EXTRACTED MATERIAL.
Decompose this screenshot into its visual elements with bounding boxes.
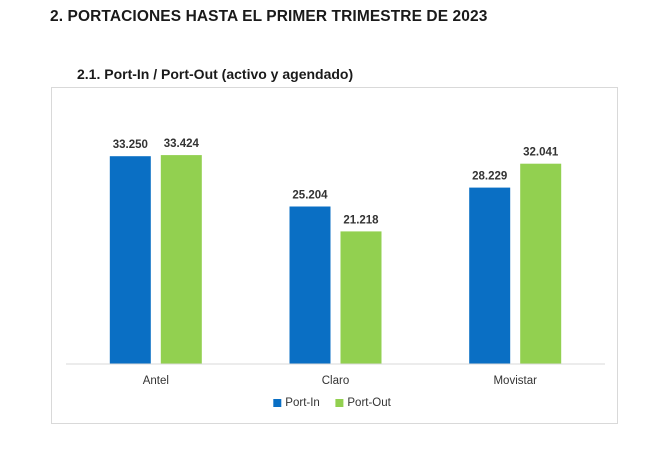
subsection-heading: 2.1. Port-In / Port-Out (activo y agenda… [77, 66, 354, 82]
bar-chart: 33.250 33.424 Antel 25.204 21.218 Claro 28.229… [66, 138, 605, 409]
data-label-antel-port-out: 33.424 [164, 138, 200, 150]
section-heading: 2. PORTACIONES HASTA EL PRIMER TRIMESTRE… [50, 8, 488, 25]
legend-label-port-out: Port-Out [347, 397, 391, 409]
bar-movistar-port-out [520, 163, 562, 364]
data-label-antel-port-in: 33.250 [113, 139, 148, 151]
bar-antel-port-out [160, 155, 202, 364]
bar-antel-port-in [109, 156, 151, 364]
data-label-movistar-port-in: 28.229 [472, 171, 507, 183]
legend-swatch-port-out [335, 399, 344, 407]
bar-claro-port-out [340, 231, 382, 364]
x-tick-label-movistar: Movistar [493, 375, 537, 387]
legend-swatch-port-in [273, 399, 282, 407]
x-tick-label-antel: Antel [143, 375, 169, 387]
data-label-claro-port-in: 25.204 [292, 190, 328, 202]
x-tick-label-claro: Claro [322, 375, 349, 387]
data-label-movistar-port-out: 32.041 [523, 147, 559, 159]
chart-frame: 33.250 33.424 Antel 25.204 21.218 Claro 28.229… [51, 87, 618, 424]
data-label-claro-port-out: 21.218 [343, 214, 379, 226]
legend-label-port-in: Port-In [285, 397, 320, 409]
bar-movistar-port-in [469, 187, 511, 364]
bar-claro-port-in [289, 206, 331, 364]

SET PROBLEM.
Please rewrite the items starting at "subsection-heading: 2.1. Port-In" and ending at "legend-label-port-out: Port-Out [347, 397, 391, 409]", renaming "bar-chart" to "column-chart" and leaving everything else unchanged. Give only those lines.

RIGHT ANSWER.
subsection-heading: 2.1. Port-In / Port-Out (activo y agenda… [77, 66, 354, 82]
column-chart: 33.250 33.424 Antel 25.204 21.218 Claro 28.229… [66, 138, 605, 409]
data-label-antel-port-out: 33.424 [164, 138, 200, 150]
section-heading: 2. PORTACIONES HASTA EL PRIMER TRIMESTRE… [50, 8, 488, 25]
legend-label-port-out: Port-Out [347, 397, 391, 409]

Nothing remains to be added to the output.